Data in this exercise>

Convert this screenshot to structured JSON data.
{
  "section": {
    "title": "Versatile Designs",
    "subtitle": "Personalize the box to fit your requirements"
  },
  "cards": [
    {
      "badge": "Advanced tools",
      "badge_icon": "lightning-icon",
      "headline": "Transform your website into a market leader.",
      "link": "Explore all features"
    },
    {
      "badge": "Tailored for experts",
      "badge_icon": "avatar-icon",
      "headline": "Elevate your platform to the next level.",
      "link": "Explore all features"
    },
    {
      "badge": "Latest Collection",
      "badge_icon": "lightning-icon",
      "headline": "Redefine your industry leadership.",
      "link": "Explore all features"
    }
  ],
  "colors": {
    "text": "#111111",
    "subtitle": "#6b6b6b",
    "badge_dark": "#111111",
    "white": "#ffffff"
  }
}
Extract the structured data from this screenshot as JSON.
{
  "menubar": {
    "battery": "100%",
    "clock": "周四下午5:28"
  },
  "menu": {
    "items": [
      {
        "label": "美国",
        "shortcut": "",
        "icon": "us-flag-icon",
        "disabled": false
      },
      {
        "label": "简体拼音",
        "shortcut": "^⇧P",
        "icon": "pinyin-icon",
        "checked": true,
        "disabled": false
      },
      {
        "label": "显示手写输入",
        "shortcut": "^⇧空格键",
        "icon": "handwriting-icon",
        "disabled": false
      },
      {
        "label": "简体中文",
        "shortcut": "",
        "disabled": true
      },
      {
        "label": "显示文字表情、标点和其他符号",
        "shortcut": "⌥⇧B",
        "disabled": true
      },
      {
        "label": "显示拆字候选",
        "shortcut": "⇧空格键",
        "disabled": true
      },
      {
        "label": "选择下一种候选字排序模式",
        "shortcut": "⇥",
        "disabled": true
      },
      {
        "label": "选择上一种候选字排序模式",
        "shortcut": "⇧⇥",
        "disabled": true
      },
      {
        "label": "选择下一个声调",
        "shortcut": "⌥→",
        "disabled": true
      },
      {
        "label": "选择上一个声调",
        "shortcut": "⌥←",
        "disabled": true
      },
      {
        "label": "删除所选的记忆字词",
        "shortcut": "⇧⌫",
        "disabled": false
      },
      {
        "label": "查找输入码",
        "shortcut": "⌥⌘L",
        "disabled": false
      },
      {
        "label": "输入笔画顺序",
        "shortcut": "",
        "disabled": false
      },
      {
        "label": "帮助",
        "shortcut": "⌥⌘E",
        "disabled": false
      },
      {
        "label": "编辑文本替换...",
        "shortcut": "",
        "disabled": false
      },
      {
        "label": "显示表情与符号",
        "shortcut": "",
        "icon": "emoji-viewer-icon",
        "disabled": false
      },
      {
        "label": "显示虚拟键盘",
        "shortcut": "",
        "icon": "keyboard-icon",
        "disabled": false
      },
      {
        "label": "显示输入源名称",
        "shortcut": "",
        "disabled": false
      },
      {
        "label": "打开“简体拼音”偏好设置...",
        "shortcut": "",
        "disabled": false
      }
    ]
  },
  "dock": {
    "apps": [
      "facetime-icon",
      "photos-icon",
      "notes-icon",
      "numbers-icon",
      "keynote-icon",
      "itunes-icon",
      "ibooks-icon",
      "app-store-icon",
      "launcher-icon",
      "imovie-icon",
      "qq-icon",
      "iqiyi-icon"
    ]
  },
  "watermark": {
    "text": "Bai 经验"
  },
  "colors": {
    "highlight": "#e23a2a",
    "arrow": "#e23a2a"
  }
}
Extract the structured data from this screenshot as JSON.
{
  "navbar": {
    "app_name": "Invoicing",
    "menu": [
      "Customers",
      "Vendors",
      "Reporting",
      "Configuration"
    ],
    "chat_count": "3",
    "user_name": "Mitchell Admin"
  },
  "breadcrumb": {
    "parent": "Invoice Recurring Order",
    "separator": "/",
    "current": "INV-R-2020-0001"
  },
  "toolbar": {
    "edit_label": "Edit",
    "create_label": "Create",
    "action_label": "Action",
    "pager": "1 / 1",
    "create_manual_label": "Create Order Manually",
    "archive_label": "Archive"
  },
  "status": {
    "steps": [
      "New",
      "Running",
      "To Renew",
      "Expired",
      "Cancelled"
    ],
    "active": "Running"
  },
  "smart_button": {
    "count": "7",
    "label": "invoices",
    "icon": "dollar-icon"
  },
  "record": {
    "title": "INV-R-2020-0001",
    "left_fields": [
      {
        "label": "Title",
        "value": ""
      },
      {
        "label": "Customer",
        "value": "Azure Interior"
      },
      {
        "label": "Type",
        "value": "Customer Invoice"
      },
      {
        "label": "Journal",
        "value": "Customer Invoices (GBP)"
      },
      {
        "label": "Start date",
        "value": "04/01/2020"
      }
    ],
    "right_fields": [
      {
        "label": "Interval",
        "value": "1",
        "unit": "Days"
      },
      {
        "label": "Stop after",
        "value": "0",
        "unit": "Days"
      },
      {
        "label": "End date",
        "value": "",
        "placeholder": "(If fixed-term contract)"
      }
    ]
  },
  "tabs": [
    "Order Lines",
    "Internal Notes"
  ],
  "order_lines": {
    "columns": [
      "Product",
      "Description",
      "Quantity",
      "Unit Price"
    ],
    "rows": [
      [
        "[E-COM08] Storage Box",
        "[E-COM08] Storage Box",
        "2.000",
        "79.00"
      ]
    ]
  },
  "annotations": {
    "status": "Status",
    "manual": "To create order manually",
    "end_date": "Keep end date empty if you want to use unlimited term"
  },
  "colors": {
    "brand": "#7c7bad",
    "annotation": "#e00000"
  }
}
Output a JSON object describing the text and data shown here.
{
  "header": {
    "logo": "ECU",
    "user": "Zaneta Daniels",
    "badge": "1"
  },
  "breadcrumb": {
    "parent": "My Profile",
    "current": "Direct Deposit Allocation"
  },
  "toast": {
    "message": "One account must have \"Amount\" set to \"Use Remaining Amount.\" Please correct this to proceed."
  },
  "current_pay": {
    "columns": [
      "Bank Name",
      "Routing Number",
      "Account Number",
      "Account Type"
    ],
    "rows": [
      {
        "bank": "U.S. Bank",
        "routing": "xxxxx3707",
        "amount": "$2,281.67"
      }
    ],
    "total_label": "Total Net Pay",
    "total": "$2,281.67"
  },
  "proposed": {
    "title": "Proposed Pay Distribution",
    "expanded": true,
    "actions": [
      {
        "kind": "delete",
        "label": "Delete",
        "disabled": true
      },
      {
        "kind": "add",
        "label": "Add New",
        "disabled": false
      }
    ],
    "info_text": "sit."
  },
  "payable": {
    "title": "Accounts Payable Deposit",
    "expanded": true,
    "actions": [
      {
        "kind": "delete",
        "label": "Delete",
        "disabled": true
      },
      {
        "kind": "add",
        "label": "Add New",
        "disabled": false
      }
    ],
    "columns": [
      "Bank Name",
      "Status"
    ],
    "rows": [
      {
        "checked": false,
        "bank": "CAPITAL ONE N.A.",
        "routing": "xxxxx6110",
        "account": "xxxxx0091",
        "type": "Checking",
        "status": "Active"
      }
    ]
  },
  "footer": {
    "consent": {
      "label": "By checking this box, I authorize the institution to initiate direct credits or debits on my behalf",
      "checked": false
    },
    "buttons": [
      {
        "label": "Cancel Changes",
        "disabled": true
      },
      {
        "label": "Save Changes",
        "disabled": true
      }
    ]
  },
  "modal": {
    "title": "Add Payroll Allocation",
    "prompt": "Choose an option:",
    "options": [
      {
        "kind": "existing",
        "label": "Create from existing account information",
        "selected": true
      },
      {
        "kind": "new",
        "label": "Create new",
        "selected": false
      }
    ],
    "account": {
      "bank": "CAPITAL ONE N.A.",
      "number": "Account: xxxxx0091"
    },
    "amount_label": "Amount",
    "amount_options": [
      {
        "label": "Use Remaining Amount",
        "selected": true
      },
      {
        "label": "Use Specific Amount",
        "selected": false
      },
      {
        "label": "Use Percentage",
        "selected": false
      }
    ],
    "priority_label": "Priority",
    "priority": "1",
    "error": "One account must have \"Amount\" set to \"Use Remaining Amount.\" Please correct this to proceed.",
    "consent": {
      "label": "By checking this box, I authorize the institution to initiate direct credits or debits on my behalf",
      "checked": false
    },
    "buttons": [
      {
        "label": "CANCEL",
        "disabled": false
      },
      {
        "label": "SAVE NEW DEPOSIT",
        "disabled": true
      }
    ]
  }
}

Given instruction> Using the listing above, pick out each line that contains the word "JSON", then copy it.

Solution>
Convert this screenshot to structured JSON data.
Extract the structured data from this screenshot as JSON.
Extract the structured data from this screenshot as JSON.
Output a JSON object describing the text and data shown here.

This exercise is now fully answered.